**SOURCE MATERIAL:**
________________

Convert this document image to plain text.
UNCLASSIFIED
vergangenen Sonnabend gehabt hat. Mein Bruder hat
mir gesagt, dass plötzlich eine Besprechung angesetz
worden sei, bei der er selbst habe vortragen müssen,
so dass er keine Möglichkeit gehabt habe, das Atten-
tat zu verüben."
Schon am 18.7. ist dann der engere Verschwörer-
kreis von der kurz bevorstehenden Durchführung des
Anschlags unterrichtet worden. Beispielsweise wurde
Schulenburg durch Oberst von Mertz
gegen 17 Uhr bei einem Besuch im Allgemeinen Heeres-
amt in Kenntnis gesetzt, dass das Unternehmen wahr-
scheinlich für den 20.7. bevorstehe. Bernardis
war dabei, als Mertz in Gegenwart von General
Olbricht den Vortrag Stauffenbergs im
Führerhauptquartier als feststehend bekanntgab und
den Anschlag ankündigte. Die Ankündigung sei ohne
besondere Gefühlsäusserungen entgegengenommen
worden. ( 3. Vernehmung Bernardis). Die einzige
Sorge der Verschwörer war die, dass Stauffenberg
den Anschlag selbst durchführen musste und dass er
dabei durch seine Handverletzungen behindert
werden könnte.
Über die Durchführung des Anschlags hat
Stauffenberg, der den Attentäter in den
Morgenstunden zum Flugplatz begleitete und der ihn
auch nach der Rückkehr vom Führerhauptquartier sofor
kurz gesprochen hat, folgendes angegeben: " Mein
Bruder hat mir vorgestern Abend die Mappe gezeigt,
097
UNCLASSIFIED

________________

**PROBLEM DESCRIPTION:**
When a line in the data contains "habe", return it as written.

**RESULT:**
worden sei, bei der er selbst habe vortragen müssen,
so dass er keine Möglichkeit gehabt habe, das Atten-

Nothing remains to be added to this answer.